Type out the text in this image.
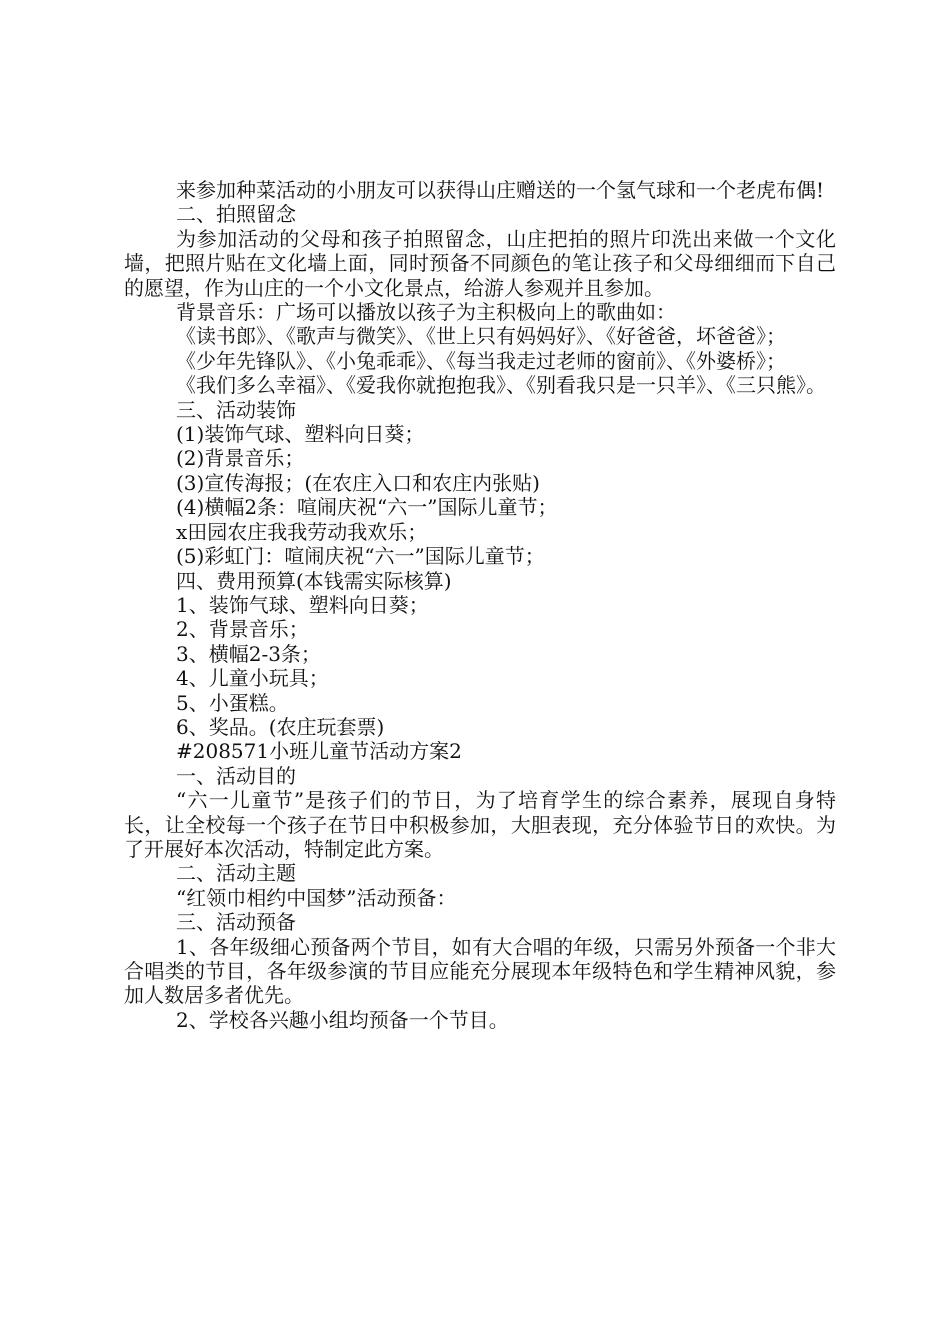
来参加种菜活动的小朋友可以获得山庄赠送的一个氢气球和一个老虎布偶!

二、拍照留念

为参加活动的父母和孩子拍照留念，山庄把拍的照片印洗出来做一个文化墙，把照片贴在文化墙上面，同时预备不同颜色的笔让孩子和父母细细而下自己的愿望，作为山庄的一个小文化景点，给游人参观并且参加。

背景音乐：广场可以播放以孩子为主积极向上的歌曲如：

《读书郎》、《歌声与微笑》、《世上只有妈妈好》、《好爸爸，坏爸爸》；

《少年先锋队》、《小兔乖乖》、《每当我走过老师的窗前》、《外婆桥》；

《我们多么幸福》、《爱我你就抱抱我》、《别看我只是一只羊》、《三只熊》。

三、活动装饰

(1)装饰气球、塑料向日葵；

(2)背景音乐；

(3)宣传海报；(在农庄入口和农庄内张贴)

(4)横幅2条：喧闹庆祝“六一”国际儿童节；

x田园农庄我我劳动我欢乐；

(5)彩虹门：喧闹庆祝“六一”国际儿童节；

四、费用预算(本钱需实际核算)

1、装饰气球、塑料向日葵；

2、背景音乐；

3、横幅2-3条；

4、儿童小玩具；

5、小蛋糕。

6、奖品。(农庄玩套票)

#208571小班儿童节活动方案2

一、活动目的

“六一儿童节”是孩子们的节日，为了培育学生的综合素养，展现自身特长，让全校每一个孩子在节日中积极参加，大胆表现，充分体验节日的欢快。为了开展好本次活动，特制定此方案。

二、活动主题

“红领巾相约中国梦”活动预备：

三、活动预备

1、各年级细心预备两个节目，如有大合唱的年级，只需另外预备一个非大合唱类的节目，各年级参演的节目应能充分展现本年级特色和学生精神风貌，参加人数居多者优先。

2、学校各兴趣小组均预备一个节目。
════════════════
» **REQUIRED WORK**
Pictures are not part of the copy; reproduce everything else in the records exactly.

» **WRITTEN ANSWER**
Type out the text in this image.
来参加种菜活动的小朋友可以获得山庄赠送的一个氢气球和一个老虎布偶!

二、拍照留念

为参加活动的父母和孩子拍照留念，山庄把拍的照片印洗出来做一个文化墙，把照片贴在文化墙上面，同时预备不同颜色的笔让孩子和父母细细而下自己的愿望，作为山庄的一个小文化景点，给游人参观并且参加。

背景音乐：广场可以播放以孩子为主积极向上的歌曲如：

《读书郎》、《歌声与微笑》、《世上只有妈妈好》、《好爸爸，坏爸爸》；

《少年先锋队》、《小兔乖乖》、《每当我走过老师的窗前》、《外婆桥》；

《我们多么幸福》、《爱我你就抱抱我》、《别看我只是一只羊》、《三只熊》。

三、活动装饰

(1)装饰气球、塑料向日葵；

(2)背景音乐；

(3)宣传海报；(在农庄入口和农庄内张贴)

(4)横幅2条：喧闹庆祝“六一”国际儿童节；

x田园农庄我我劳动我欢乐；

(5)彩虹门：喧闹庆祝“六一”国际儿童节；

四、费用预算(本钱需实际核算)

1、装饰气球、塑料向日葵；

2、背景音乐；

3、横幅2-3条；

4、儿童小玩具；

5、小蛋糕。

6、奖品。(农庄玩套票)

#208571小班儿童节活动方案2

一、活动目的

“六一儿童节”是孩子们的节日，为了培育学生的综合素养，展现自身特长，让全校每一个孩子在节日中积极参加，大胆表现，充分体验节日的欢快。为了开展好本次活动，特制定此方案。

二、活动主题

“红领巾相约中国梦”活动预备：

三、活动预备

1、各年级细心预备两个节目，如有大合唱的年级，只需另外预备一个非大合唱类的节目，各年级参演的节目应能充分展现本年级特色和学生精神风貌，参加人数居多者优先。

2、学校各兴趣小组均预备一个节目。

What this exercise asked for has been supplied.